+++ Provided records +++

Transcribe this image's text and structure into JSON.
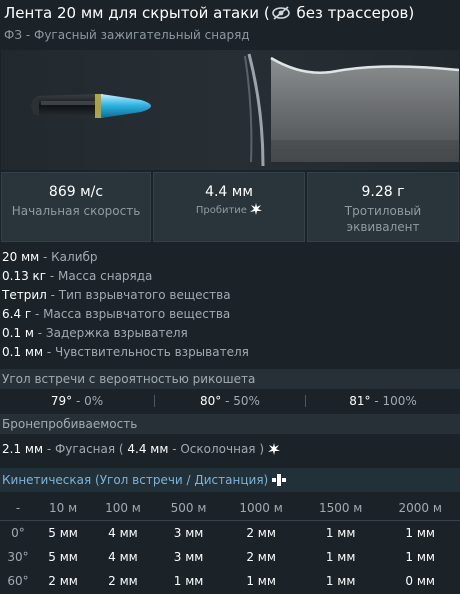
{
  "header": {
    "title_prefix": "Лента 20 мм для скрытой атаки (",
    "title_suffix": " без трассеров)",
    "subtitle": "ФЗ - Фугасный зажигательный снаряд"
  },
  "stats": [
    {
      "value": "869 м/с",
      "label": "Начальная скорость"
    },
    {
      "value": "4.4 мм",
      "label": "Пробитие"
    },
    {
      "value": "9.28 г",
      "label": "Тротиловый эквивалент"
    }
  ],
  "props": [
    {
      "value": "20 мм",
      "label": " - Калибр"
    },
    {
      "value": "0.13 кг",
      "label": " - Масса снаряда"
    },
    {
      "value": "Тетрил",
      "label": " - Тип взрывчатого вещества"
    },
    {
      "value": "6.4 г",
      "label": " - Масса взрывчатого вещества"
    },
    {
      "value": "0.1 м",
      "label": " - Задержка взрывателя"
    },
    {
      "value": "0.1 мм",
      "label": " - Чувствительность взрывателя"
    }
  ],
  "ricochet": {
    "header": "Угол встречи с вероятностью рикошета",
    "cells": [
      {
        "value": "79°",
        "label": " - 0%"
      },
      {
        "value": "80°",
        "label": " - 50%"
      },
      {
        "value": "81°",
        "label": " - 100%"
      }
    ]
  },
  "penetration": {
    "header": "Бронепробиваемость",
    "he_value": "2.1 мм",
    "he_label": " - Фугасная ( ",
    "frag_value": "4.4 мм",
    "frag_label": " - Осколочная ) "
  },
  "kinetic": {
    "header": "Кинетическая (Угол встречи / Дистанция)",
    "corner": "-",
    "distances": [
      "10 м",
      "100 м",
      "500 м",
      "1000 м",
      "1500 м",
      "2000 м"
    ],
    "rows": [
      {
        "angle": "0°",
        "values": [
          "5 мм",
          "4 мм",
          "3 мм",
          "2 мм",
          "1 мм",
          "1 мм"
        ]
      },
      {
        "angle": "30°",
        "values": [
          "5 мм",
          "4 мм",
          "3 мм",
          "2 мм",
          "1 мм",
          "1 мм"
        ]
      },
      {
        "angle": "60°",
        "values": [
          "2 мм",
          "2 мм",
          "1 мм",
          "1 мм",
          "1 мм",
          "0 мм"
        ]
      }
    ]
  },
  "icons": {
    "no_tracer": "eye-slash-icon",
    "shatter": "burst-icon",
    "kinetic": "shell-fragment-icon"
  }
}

+++

(To be done):
Within the listing, how many lines hold the word "kinetic"? Only the number is to be given.

(Output below):
2